START Input data

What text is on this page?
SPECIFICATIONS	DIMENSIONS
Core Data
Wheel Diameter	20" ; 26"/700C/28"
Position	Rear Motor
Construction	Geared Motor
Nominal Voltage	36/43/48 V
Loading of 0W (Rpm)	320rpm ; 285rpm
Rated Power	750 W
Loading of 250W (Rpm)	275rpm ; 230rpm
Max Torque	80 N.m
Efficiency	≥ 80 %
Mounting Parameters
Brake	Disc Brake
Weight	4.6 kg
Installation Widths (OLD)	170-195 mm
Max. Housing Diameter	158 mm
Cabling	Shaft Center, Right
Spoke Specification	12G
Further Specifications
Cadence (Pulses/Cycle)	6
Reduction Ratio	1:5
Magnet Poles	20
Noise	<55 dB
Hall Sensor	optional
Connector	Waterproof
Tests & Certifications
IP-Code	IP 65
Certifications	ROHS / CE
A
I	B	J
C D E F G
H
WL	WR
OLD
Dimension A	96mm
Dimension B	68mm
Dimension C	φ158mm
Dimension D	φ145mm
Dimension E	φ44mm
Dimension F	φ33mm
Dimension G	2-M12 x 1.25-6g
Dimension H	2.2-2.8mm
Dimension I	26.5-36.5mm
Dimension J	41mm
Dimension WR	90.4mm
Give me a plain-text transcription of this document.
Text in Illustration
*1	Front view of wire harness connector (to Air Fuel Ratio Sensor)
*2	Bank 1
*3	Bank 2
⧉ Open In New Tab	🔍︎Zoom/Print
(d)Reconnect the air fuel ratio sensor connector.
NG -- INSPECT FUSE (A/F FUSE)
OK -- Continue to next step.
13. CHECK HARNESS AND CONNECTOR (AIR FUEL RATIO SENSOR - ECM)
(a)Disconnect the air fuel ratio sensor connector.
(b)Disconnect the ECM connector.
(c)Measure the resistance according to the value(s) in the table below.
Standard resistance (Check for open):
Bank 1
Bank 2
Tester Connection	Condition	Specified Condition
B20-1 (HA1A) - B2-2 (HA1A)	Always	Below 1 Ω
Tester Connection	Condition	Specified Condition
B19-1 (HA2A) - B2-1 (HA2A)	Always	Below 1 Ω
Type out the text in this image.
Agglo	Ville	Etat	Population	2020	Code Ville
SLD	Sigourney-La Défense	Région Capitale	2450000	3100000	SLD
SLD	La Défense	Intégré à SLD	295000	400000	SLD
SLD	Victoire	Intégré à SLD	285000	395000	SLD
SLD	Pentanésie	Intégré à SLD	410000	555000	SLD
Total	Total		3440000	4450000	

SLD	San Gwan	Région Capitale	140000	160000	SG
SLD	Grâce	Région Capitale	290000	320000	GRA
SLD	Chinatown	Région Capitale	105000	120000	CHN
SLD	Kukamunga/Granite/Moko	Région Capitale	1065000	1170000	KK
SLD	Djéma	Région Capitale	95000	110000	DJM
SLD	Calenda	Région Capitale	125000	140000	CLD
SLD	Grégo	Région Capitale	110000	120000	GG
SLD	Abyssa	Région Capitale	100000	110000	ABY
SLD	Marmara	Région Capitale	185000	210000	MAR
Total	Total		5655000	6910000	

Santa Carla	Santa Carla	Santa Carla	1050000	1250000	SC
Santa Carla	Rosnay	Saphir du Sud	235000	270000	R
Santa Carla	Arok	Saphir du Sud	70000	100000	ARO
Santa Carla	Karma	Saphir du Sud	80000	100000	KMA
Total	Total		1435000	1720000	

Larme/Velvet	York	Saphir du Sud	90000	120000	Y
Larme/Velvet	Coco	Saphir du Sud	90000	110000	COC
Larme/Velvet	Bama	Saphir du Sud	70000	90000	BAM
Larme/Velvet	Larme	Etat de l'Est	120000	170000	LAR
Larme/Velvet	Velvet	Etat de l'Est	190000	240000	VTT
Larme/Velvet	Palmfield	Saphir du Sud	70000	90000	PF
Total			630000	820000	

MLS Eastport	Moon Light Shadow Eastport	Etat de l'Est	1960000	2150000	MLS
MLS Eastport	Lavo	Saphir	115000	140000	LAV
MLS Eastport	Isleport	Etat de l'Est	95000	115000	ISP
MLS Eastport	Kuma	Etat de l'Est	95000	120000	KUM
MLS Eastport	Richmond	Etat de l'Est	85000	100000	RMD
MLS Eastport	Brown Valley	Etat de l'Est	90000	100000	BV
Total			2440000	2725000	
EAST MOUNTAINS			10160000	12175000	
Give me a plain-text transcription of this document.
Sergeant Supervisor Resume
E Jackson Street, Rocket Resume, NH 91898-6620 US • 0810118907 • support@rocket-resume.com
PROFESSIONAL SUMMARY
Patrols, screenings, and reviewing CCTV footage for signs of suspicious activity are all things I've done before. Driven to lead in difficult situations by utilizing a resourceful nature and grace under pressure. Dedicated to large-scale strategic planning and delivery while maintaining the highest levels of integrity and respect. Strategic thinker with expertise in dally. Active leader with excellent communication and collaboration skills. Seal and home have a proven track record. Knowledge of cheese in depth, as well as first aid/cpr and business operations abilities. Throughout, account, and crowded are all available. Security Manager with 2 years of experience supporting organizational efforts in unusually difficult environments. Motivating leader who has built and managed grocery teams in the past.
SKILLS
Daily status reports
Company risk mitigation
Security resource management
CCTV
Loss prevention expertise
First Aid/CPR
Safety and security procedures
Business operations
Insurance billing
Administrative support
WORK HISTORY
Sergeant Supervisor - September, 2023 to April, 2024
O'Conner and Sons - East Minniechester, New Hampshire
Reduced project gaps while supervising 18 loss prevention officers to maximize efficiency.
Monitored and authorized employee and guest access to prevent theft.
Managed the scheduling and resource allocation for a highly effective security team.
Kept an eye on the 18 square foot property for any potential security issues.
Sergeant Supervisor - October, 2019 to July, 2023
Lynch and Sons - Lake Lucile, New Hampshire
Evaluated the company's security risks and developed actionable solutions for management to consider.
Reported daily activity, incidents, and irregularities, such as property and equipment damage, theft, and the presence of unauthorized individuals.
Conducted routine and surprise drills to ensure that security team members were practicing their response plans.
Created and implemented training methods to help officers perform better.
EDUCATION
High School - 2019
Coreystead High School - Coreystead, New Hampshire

END Input data

*Exercise objective:* Pull out all lines containing "Velvet".

*Answer to this exercise:*
Larme/Velvet	York	Saphir du Sud	90000	120000	Y
Larme/Velvet	Coco	Saphir du Sud	90000	110000	COC
Larme/Velvet	Bama	Saphir du Sud	70000	90000	BAM
Larme/Velvet	Larme	Etat de l'Est	120000	170000	LAR
Larme/Velvet	Velvet	Etat de l'Est	190000	240000	VTT
Larme/Velvet	Palmfield	Saphir du Sud	70000	90000	PF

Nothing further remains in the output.